[BEGIN Dataset records]
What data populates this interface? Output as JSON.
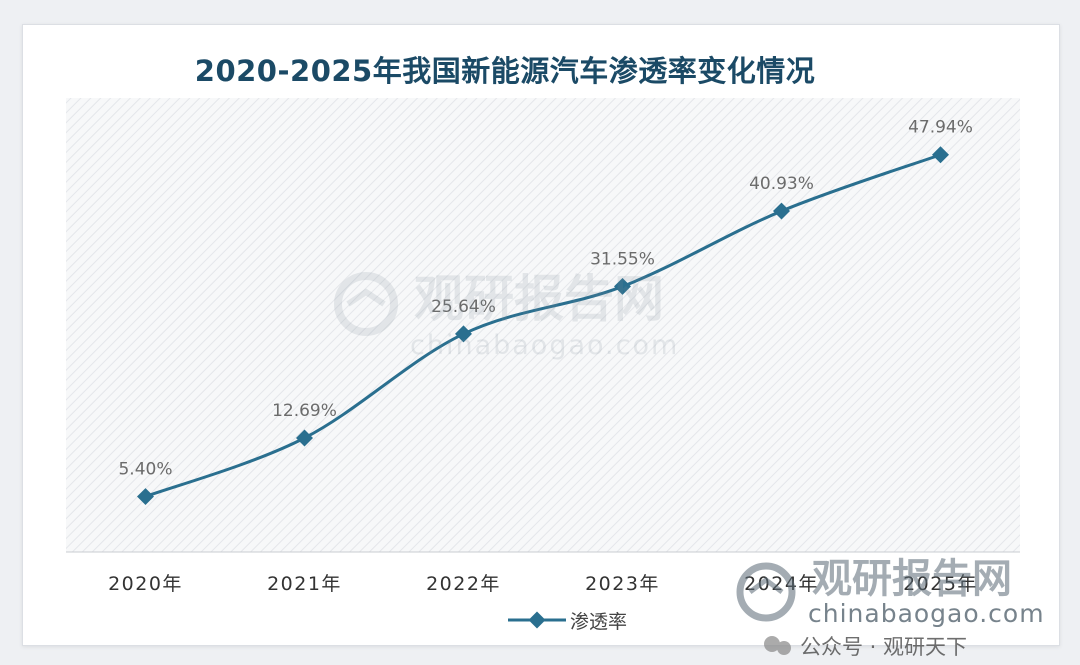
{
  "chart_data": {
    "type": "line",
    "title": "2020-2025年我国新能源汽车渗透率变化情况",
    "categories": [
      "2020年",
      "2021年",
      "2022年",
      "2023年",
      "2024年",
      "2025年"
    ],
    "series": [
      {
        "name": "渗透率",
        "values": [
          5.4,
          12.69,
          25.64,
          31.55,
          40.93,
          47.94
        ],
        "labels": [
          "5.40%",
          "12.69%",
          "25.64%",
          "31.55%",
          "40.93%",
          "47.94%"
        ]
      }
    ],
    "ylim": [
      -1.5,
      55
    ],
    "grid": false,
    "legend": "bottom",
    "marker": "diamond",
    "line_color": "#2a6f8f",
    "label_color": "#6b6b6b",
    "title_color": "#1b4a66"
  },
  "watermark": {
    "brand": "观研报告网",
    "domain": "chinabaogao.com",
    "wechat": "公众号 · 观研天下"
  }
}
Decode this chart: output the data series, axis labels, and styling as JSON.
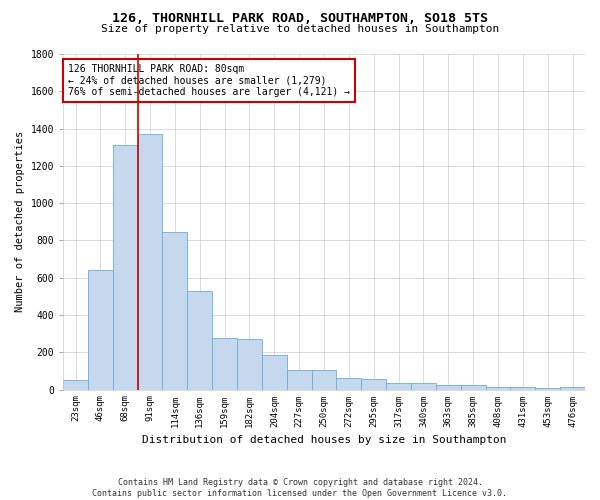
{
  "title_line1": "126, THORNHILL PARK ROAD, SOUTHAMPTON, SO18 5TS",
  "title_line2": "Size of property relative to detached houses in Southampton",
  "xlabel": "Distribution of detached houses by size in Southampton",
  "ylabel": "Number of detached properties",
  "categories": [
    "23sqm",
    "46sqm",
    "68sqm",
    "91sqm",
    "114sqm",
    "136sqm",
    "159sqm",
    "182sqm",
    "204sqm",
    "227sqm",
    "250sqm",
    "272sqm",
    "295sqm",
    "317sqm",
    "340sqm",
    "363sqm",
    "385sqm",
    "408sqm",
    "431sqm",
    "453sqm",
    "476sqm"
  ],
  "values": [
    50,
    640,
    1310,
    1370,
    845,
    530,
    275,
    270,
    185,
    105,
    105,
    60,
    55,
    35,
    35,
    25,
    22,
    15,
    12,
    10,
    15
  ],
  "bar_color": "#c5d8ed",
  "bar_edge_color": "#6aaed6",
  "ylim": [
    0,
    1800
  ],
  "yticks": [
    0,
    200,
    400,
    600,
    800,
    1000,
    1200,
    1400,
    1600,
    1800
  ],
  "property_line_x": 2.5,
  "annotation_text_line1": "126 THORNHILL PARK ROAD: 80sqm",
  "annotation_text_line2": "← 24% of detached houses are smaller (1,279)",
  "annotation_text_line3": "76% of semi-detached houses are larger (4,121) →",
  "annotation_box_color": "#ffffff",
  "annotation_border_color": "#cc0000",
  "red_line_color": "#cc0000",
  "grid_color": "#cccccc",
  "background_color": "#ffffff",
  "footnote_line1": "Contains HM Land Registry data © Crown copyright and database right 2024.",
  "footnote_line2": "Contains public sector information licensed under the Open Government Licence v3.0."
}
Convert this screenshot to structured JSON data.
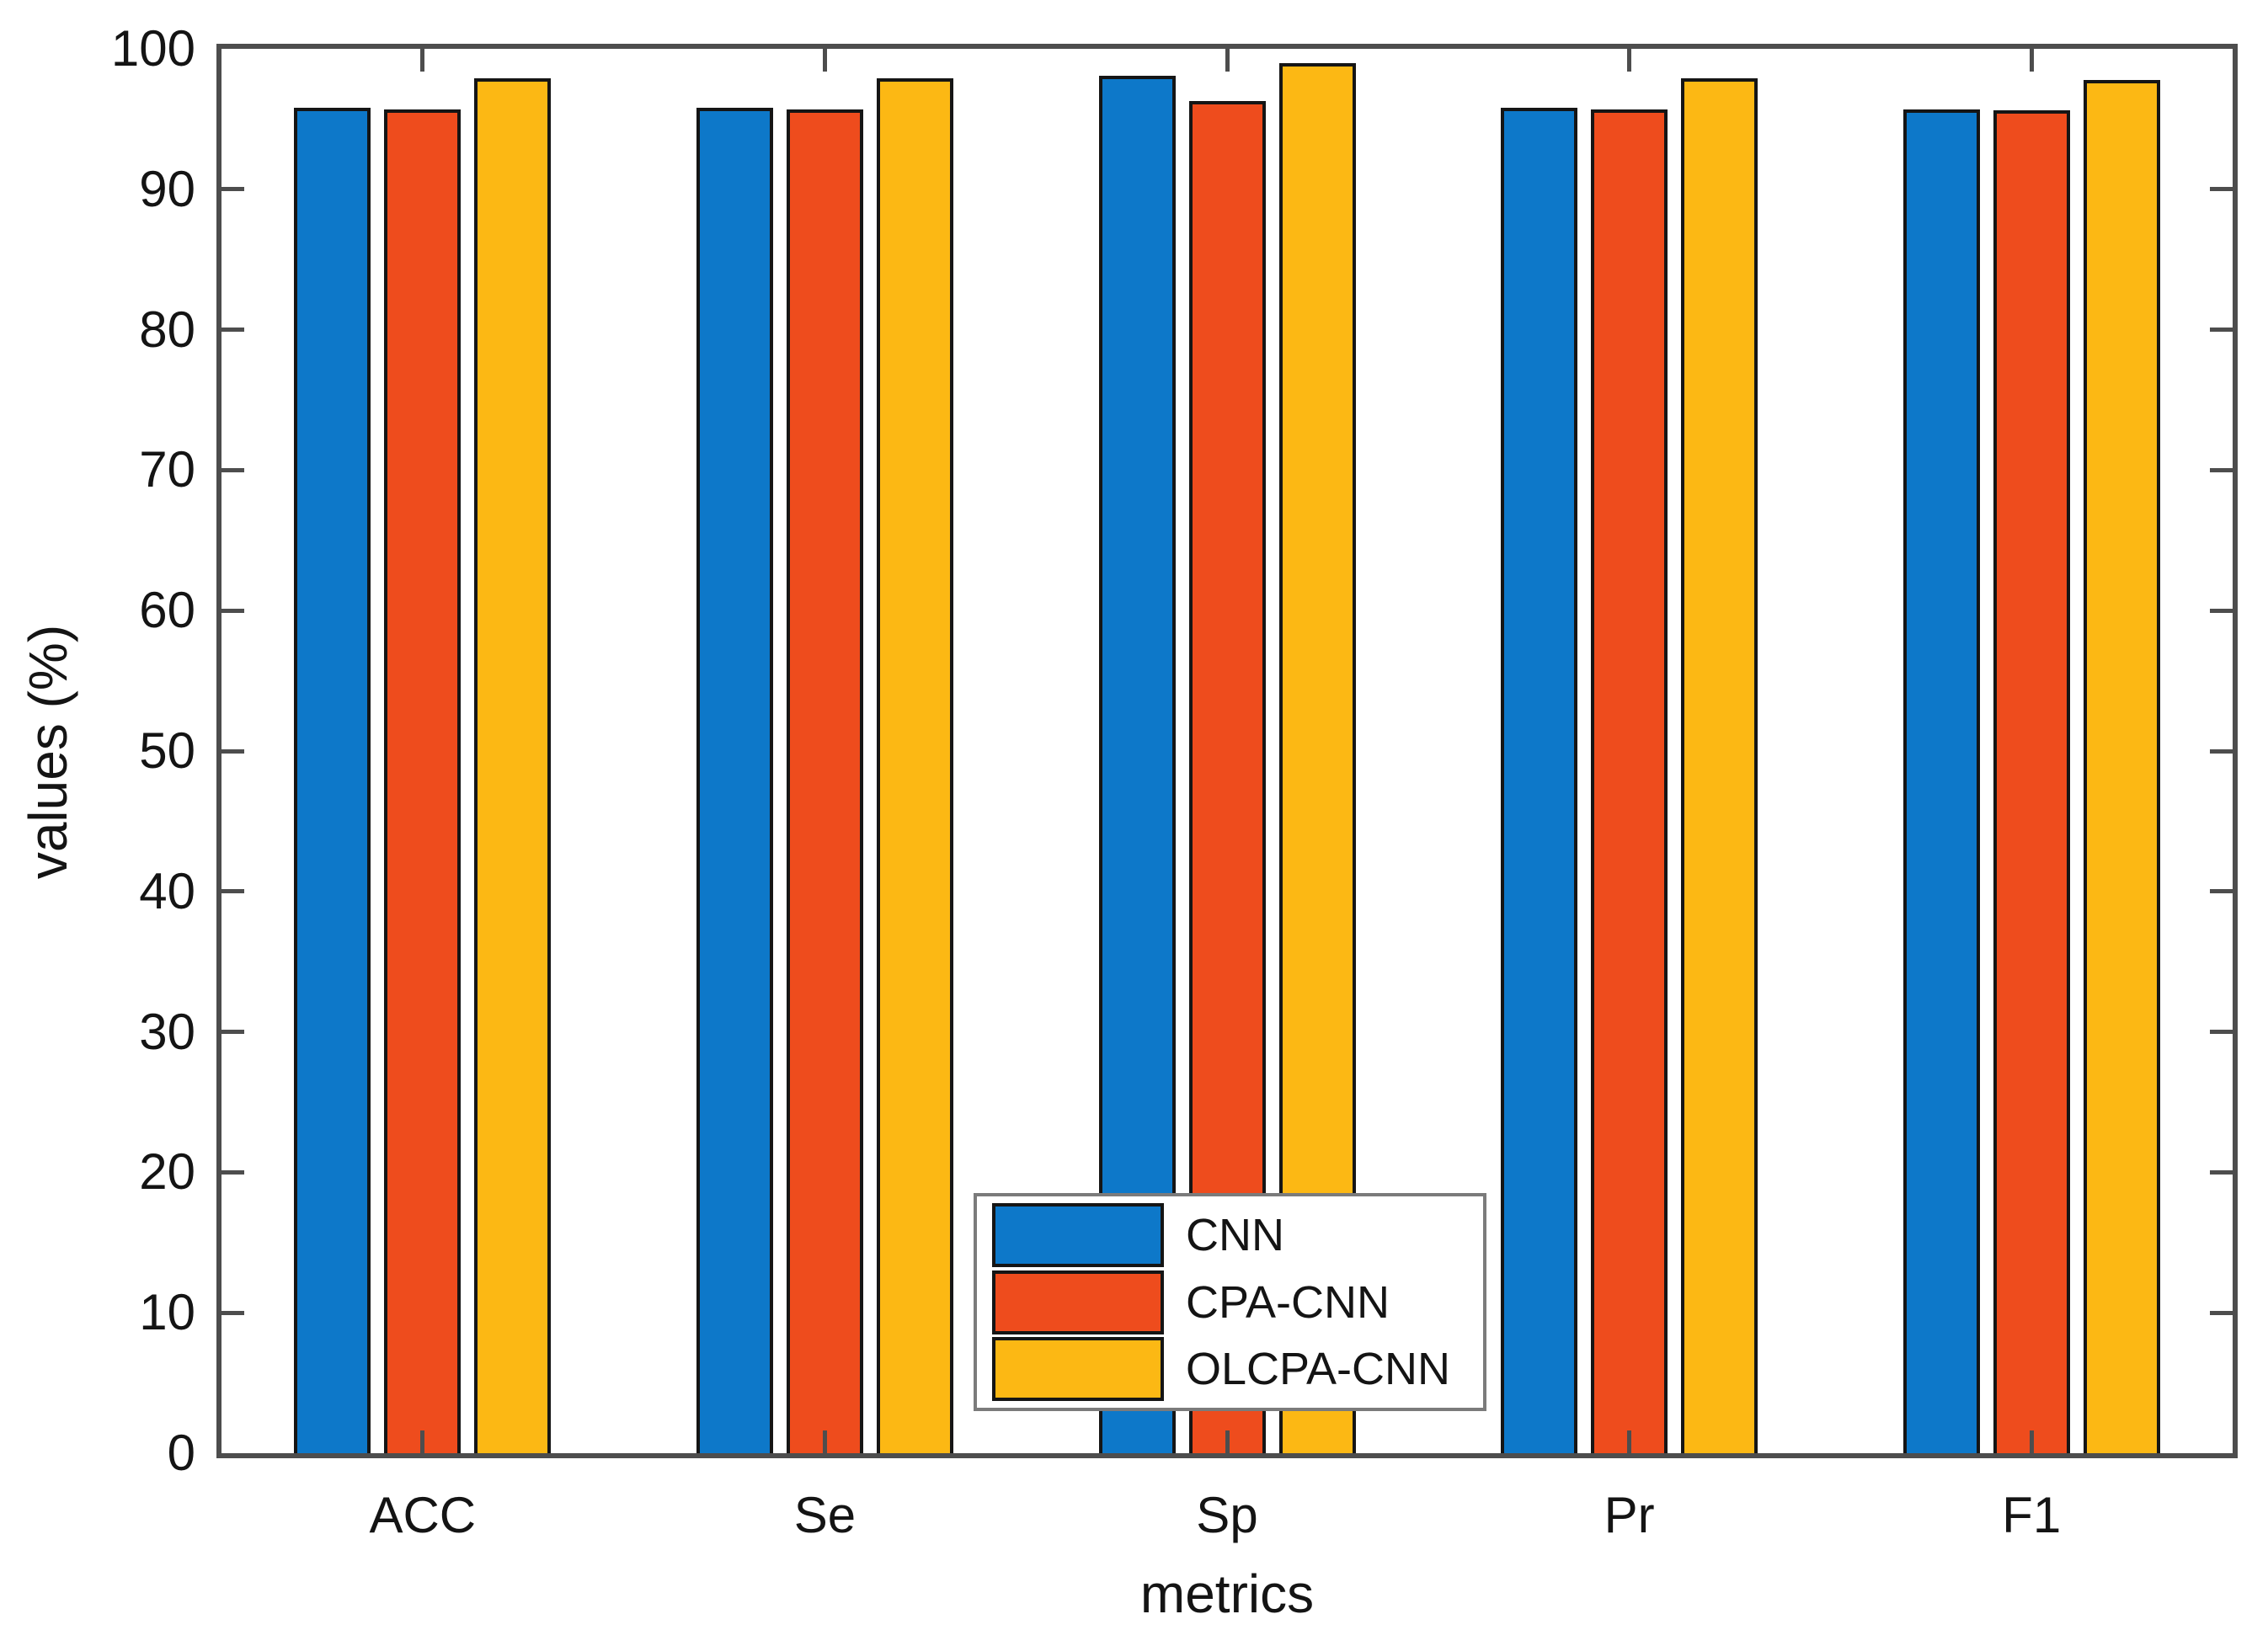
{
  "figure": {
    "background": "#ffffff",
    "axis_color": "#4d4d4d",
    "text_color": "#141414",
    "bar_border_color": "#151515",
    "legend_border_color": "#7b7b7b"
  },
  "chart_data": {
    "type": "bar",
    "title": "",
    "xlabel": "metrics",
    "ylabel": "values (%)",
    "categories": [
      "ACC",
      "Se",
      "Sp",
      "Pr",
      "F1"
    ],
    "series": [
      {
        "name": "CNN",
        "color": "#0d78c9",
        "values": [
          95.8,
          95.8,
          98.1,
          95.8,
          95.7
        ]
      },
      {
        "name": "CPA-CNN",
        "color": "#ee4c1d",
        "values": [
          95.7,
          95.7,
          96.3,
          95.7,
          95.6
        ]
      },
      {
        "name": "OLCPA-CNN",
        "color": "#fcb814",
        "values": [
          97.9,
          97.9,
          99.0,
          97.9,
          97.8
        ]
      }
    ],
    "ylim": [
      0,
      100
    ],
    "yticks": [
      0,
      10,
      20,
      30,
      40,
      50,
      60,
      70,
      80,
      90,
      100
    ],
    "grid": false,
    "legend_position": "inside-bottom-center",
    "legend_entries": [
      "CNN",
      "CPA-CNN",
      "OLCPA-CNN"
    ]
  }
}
[END Dataset records]
> _Task directions_
Each line of the material must be retyped exactly, except that images are omitted.

> _Exercise output_
What data populates this interface? Output as JSON.
{
  "chart_data": {
    "type": "line",
    "title": "2020-2025年我国新能源汽车渗透率变化情况",
    "categories": [
      "2020年",
      "2021年",
      "2022年",
      "2023年",
      "2024年",
      "2025年"
    ],
    "series": [
      {
        "name": "渗透率",
        "values": [
          5.4,
          12.69,
          25.64,
          31.55,
          40.93,
          47.94
        ],
        "labels": [
          "5.40%",
          "12.69%",
          "25.64%",
          "31.55%",
          "40.93%",
          "47.94%"
        ]
      }
    ],
    "ylim": [
      -1.5,
      55
    ],
    "grid": false,
    "legend": "bottom",
    "marker": "diamond",
    "line_color": "#2a6f8f",
    "label_color": "#6b6b6b",
    "title_color": "#1b4a66"
  },
  "watermark": {
    "brand": "观研报告网",
    "domain": "chinabaogao.com",
    "wechat": "公众号 · 观研天下"
  }
}
Decode this chart: output the data series, axis labels, and styling as JSON.
{
  "title_line1": "126, THORNHILL PARK ROAD, SOUTHAMPTON, SO18 5TS",
  "title_line2": "Size of property relative to detached houses in Southampton",
  "xlabel": "Distribution of detached houses by size in Southampton",
  "ylabel": "Number of detached properties",
  "categories": [
    "23sqm",
    "46sqm",
    "68sqm",
    "91sqm",
    "114sqm",
    "136sqm",
    "159sqm",
    "182sqm",
    "204sqm",
    "227sqm",
    "250sqm",
    "272sqm",
    "295sqm",
    "317sqm",
    "340sqm",
    "363sqm",
    "385sqm",
    "408sqm",
    "431sqm",
    "453sqm",
    "476sqm"
  ],
  "values": [
    50,
    640,
    1310,
    1370,
    845,
    530,
    275,
    270,
    185,
    105,
    105,
    60,
    55,
    35,
    35,
    25,
    22,
    15,
    12,
    10,
    15
  ],
  "bar_color": "#c5d8ed",
  "bar_edge_color": "#6aaed6",
  "ylim": [
    0,
    1800
  ],
  "yticks": [
    0,
    200,
    400,
    600,
    800,
    1000,
    1200,
    1400,
    1600,
    1800
  ],
  "property_line_x": 2.5,
  "annotation_text_line1": "126 THORNHILL PARK ROAD: 80sqm",
  "annotation_text_line2": "← 24% of detached houses are smaller (1,279)",
  "annotation_text_line3": "76% of semi-detached houses are larger (4,121) →",
  "annotation_box_color": "#ffffff",
  "annotation_border_color": "#cc0000",
  "red_line_color": "#cc0000",
  "grid_color": "#cccccc",
  "background_color": "#ffffff",
  "footnote_line1": "Contains HM Land Registry data © Crown copyright and database right 2024.",
  "footnote_line2": "Contains public sector information licensed under the Open Government Licence v3.0."
}
Convert this screenshot to structured JSON data.
{
  "figure": {
    "background": "#ffffff",
    "axis_color": "#4d4d4d",
    "text_color": "#141414",
    "bar_border_color": "#151515",
    "legend_border_color": "#7b7b7b"
  },
  "chart_data": {
    "type": "bar",
    "title": "",
    "xlabel": "metrics",
    "ylabel": "values (%)",
    "categories": [
      "ACC",
      "Se",
      "Sp",
      "Pr",
      "F1"
    ],
    "series": [
      {
        "name": "CNN",
        "color": "#0d78c9",
        "values": [
          95.8,
          95.8,
          98.1,
          95.8,
          95.7
        ]
      },
      {
        "name": "CPA-CNN",
        "color": "#ee4c1d",
        "values": [
          95.7,
          95.7,
          96.3,
          95.7,
          95.6
        ]
      },
      {
        "name": "OLCPA-CNN",
        "color": "#fcb814",
        "values": [
          97.9,
          97.9,
          99.0,
          97.9,
          97.8
        ]
      }
    ],
    "ylim": [
      0,
      100
    ],
    "yticks": [
      0,
      10,
      20,
      30,
      40,
      50,
      60,
      70,
      80,
      90,
      100
    ],
    "grid": false,
    "legend_position": "inside-bottom-center",
    "legend_entries": [
      "CNN",
      "CPA-CNN",
      "OLCPA-CNN"
    ]
  }
}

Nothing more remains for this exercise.